== Work to complete ==
The line containing "What does this" marks the start; return it and every line after it in the listing below, exactly, through the last.

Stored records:

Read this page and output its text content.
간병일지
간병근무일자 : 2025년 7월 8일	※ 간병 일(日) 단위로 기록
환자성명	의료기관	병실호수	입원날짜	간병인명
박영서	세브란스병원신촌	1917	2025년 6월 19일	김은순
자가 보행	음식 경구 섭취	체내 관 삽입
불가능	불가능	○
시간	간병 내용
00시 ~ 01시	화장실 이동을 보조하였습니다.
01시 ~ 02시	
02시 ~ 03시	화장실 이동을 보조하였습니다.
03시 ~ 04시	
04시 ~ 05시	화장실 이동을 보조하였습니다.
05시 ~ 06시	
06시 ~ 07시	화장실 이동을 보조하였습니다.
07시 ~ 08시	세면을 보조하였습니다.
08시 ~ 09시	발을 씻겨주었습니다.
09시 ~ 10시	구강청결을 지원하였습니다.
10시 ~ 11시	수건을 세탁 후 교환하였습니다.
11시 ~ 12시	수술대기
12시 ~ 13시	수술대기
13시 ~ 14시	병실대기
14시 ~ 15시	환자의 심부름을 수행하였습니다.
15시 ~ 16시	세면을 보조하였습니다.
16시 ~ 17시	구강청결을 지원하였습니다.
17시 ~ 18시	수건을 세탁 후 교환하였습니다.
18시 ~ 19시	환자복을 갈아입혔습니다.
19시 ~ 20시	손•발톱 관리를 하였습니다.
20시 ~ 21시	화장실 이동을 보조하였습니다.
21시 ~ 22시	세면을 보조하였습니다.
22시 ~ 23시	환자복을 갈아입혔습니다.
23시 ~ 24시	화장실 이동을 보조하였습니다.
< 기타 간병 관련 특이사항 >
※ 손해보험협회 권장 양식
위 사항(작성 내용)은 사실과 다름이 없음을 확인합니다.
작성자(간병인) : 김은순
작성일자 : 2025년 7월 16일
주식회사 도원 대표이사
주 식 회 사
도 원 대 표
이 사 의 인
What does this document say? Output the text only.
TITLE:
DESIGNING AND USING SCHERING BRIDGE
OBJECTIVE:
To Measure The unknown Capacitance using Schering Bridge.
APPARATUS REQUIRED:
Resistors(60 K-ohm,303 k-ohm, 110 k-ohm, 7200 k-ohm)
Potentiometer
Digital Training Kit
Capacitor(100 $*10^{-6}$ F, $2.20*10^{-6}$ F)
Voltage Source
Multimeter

== Written answer ==
What does this document say? Output the text only.
TITLE:
DESIGNING AND USING SCHERING BRIDGE
OBJECTIVE:
To Measure The unknown Capacitance using Schering Bridge.
APPARATUS REQUIRED:
Resistors(60 K-ohm,303 k-ohm, 110 k-ohm, 7200 k-ohm)
Potentiometer
Digital Training Kit
Capacitor(100 $*10^{-6}$ F, $2.20*10^{-6}$ F)
Voltage Source
Multimeter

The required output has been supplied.